Reproduce every one of the lines below verbatim, keeping them in their original order.

#### Saved entries
"""

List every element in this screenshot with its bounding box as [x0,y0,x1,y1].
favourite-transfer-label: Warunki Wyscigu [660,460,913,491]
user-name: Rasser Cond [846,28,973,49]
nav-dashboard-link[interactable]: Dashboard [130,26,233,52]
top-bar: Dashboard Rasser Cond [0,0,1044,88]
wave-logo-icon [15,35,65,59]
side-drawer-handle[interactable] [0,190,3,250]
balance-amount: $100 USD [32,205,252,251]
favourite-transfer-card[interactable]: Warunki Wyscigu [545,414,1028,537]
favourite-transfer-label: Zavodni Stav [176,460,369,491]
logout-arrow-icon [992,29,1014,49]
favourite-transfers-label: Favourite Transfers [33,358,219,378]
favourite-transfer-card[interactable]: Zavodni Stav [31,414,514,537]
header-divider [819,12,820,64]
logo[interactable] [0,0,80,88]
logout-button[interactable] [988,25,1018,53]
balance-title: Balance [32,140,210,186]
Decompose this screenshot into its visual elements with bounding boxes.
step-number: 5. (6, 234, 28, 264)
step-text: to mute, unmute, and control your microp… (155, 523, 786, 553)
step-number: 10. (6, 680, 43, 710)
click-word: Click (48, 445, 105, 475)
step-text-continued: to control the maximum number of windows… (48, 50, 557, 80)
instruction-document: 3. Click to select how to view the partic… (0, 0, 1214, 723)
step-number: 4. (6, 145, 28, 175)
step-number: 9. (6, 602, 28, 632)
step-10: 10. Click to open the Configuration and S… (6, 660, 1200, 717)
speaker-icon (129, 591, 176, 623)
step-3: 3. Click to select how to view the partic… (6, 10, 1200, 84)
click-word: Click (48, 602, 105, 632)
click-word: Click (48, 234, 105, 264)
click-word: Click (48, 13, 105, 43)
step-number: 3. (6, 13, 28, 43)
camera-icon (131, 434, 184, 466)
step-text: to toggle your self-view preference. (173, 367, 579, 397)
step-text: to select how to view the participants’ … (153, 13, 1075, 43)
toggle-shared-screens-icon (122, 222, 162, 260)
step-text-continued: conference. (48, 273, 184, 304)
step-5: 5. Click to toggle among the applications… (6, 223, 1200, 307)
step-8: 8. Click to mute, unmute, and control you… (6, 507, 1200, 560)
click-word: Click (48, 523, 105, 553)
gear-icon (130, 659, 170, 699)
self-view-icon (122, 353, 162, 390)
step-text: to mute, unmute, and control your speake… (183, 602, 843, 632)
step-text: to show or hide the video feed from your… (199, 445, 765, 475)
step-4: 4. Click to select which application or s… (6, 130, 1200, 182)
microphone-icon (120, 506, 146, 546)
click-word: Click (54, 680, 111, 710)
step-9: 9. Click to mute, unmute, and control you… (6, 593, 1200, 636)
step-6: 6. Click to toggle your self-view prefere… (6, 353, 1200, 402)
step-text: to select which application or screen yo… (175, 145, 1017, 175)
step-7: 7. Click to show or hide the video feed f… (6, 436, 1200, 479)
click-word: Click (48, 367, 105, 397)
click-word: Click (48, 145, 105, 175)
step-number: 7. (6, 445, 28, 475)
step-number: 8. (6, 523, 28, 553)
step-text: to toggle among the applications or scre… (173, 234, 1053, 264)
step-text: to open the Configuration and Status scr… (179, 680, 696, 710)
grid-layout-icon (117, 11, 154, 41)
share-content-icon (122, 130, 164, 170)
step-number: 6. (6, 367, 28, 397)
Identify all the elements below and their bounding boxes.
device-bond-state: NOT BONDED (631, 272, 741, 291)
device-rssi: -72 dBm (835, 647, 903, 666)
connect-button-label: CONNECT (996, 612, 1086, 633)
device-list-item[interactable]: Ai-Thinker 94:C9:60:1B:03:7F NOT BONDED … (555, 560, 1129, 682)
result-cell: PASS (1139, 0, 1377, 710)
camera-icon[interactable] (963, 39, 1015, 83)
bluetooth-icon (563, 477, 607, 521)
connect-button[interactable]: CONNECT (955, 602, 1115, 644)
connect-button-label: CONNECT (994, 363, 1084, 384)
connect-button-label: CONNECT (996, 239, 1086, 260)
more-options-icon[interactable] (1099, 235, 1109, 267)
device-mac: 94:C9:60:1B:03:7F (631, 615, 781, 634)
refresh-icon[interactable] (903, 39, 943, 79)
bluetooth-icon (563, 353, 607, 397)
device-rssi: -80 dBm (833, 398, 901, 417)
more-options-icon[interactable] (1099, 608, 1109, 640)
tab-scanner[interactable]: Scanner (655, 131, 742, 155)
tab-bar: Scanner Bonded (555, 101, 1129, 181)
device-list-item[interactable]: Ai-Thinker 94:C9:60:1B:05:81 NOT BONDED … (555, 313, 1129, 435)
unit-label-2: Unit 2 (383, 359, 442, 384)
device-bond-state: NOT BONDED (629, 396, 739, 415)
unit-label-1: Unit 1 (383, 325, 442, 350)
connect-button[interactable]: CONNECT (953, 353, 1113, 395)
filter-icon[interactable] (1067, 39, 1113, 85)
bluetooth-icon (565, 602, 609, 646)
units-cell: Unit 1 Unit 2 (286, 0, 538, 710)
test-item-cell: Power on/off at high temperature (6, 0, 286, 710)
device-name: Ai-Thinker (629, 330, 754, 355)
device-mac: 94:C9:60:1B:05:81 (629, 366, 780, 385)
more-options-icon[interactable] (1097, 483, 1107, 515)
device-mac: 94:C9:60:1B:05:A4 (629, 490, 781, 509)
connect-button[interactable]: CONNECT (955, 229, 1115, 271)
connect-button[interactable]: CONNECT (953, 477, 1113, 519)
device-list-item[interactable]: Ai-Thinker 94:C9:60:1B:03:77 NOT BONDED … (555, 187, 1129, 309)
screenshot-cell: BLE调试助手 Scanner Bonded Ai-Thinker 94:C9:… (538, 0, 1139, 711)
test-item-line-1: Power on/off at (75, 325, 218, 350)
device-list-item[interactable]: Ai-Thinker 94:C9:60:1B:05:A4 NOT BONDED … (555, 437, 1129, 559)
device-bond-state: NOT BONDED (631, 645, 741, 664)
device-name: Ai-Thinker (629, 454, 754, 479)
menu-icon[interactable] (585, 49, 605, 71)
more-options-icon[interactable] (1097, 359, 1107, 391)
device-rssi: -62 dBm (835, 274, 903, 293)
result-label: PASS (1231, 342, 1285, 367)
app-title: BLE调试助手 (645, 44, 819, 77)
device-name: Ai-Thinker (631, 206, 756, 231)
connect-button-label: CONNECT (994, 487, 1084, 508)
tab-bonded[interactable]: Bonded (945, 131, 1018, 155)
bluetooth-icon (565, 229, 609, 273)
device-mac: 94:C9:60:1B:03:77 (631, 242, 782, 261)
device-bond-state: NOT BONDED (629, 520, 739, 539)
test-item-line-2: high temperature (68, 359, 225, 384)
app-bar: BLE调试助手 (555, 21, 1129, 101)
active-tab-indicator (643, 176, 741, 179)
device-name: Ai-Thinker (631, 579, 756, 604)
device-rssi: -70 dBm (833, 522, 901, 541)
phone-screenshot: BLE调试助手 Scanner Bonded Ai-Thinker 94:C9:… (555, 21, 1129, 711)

"""

#### Result for this task
List every element in this screenshot with its bounding box as [x0,y0,x1,y1].
favourite-transfer-label: Warunki Wyscigu [660,460,913,491]
user-name: Rasser Cond [846,28,973,49]
nav-dashboard-link[interactable]: Dashboard [130,26,233,52]
top-bar: Dashboard Rasser Cond [0,0,1044,88]
wave-logo-icon [15,35,65,59]
side-drawer-handle[interactable] [0,190,3,250]
balance-amount: $100 USD [32,205,252,251]
favourite-transfer-card[interactable]: Warunki Wyscigu [545,414,1028,537]
favourite-transfer-label: Zavodni Stav [176,460,369,491]
logout-arrow-icon [992,29,1014,49]
favourite-transfers-label: Favourite Transfers [33,358,219,378]
favourite-transfer-card[interactable]: Zavodni Stav [31,414,514,537]
header-divider [819,12,820,64]
logo[interactable] [0,0,80,88]
logout-button[interactable] [988,25,1018,53]
balance-title: Balance [32,140,210,186]
Decompose this screenshot into its visual elements with bounding boxes.
step-number: 5. (6, 234, 28, 264)
step-text: to mute, unmute, and control your microp… (155, 523, 786, 553)
step-number: 10. (6, 680, 43, 710)
click-word: Click (48, 445, 105, 475)
step-text-continued: to control the maximum number of windows… (48, 50, 557, 80)
instruction-document: 3. Click to select how to view the partic… (0, 0, 1214, 723)
step-number: 4. (6, 145, 28, 175)
step-number: 9. (6, 602, 28, 632)
step-10: 10. Click to open the Configuration and S… (6, 660, 1200, 717)
speaker-icon (129, 591, 176, 623)
step-3: 3. Click to select how to view the partic… (6, 10, 1200, 84)
click-word: Click (48, 602, 105, 632)
click-word: Click (48, 234, 105, 264)
click-word: Click (48, 13, 105, 43)
step-number: 3. (6, 13, 28, 43)
camera-icon (131, 434, 184, 466)
step-text: to toggle your self-view preference. (173, 367, 579, 397)
step-text: to select how to view the participants’ … (153, 13, 1075, 43)
toggle-shared-screens-icon (122, 222, 162, 260)
step-text-continued: conference. (48, 273, 184, 304)
step-5: 5. Click to toggle among the applications… (6, 223, 1200, 307)
step-8: 8. Click to mute, unmute, and control you… (6, 507, 1200, 560)
click-word: Click (48, 523, 105, 553)
gear-icon (130, 659, 170, 699)
self-view-icon (122, 353, 162, 390)
step-text: to mute, unmute, and control your speake… (183, 602, 843, 632)
step-text: to show or hide the video feed from your… (199, 445, 765, 475)
step-4: 4. Click to select which application or s… (6, 130, 1200, 182)
microphone-icon (120, 506, 146, 546)
click-word: Click (54, 680, 111, 710)
step-9: 9. Click to mute, unmute, and control you… (6, 593, 1200, 636)
step-6: 6. Click to toggle your self-view prefere… (6, 353, 1200, 402)
step-text: to select which application or screen yo… (175, 145, 1017, 175)
step-7: 7. Click to show or hide the video feed f… (6, 436, 1200, 479)
click-word: Click (48, 367, 105, 397)
click-word: Click (48, 145, 105, 175)
step-number: 7. (6, 445, 28, 475)
step-number: 8. (6, 523, 28, 553)
step-text: to toggle among the applications or scre… (173, 234, 1053, 264)
step-text: to open the Configuration and Status scr… (179, 680, 696, 710)
grid-layout-icon (117, 11, 154, 41)
share-content-icon (122, 130, 164, 170)
step-number: 6. (6, 367, 28, 397)
Identify all the elements below and their bounding boxes.
device-bond-state: NOT BONDED (631, 272, 741, 291)
device-rssi: -72 dBm (835, 647, 903, 666)
connect-button-label: CONNECT (996, 612, 1086, 633)
device-list-item[interactable]: Ai-Thinker 94:C9:60:1B:03:7F NOT BONDED … (555, 560, 1129, 682)
result-cell: PASS (1139, 0, 1377, 710)
camera-icon[interactable] (963, 39, 1015, 83)
bluetooth-icon (563, 477, 607, 521)
connect-button[interactable]: CONNECT (955, 602, 1115, 644)
connect-button-label: CONNECT (994, 363, 1084, 384)
connect-button-label: CONNECT (996, 239, 1086, 260)
more-options-icon[interactable] (1099, 235, 1109, 267)
device-mac: 94:C9:60:1B:03:7F (631, 615, 781, 634)
refresh-icon[interactable] (903, 39, 943, 79)
bluetooth-icon (563, 353, 607, 397)
device-rssi: -80 dBm (833, 398, 901, 417)
more-options-icon[interactable] (1099, 608, 1109, 640)
tab-scanner[interactable]: Scanner (655, 131, 742, 155)
tab-bar: Scanner Bonded (555, 101, 1129, 181)
device-list-item[interactable]: Ai-Thinker 94:C9:60:1B:05:81 NOT BONDED … (555, 313, 1129, 435)
unit-label-2: Unit 2 (383, 359, 442, 384)
device-bond-state: NOT BONDED (629, 396, 739, 415)
unit-label-1: Unit 1 (383, 325, 442, 350)
connect-button[interactable]: CONNECT (953, 353, 1113, 395)
filter-icon[interactable] (1067, 39, 1113, 85)
bluetooth-icon (565, 602, 609, 646)
units-cell: Unit 1 Unit 2 (286, 0, 538, 710)
test-item-cell: Power on/off at high temperature (6, 0, 286, 710)
device-name: Ai-Thinker (629, 330, 754, 355)
device-mac: 94:C9:60:1B:05:81 (629, 366, 780, 385)
more-options-icon[interactable] (1097, 483, 1107, 515)
device-mac: 94:C9:60:1B:05:A4 (629, 490, 781, 509)
connect-button[interactable]: CONNECT (955, 229, 1115, 271)
connect-button[interactable]: CONNECT (953, 477, 1113, 519)
device-list-item[interactable]: Ai-Thinker 94:C9:60:1B:03:77 NOT BONDED … (555, 187, 1129, 309)
screenshot-cell: BLE调试助手 Scanner Bonded Ai-Thinker 94:C9:… (538, 0, 1139, 711)
test-item-line-1: Power on/off at (75, 325, 218, 350)
device-list-item[interactable]: Ai-Thinker 94:C9:60:1B:05:A4 NOT BONDED … (555, 437, 1129, 559)
device-bond-state: NOT BONDED (631, 645, 741, 664)
device-name: Ai-Thinker (629, 454, 754, 479)
menu-icon[interactable] (585, 49, 605, 71)
more-options-icon[interactable] (1097, 359, 1107, 391)
device-rssi: -62 dBm (835, 274, 903, 293)
result-label: PASS (1231, 342, 1285, 367)
app-title: BLE调试助手 (645, 44, 819, 77)
device-name: Ai-Thinker (631, 206, 756, 231)
connect-button-label: CONNECT (994, 487, 1084, 508)
tab-bonded[interactable]: Bonded (945, 131, 1018, 155)
bluetooth-icon (565, 229, 609, 273)
device-mac: 94:C9:60:1B:03:77 (631, 242, 782, 261)
device-bond-state: NOT BONDED (629, 520, 739, 539)
test-item-line-2: high temperature (68, 359, 225, 384)
app-bar: BLE调试助手 (555, 21, 1129, 101)
active-tab-indicator (643, 176, 741, 179)
device-name: Ai-Thinker (631, 579, 756, 604)
device-rssi: -70 dBm (833, 522, 901, 541)
phone-screenshot: BLE调试助手 Scanner Bonded Ai-Thinker 94:C9:… (555, 21, 1129, 711)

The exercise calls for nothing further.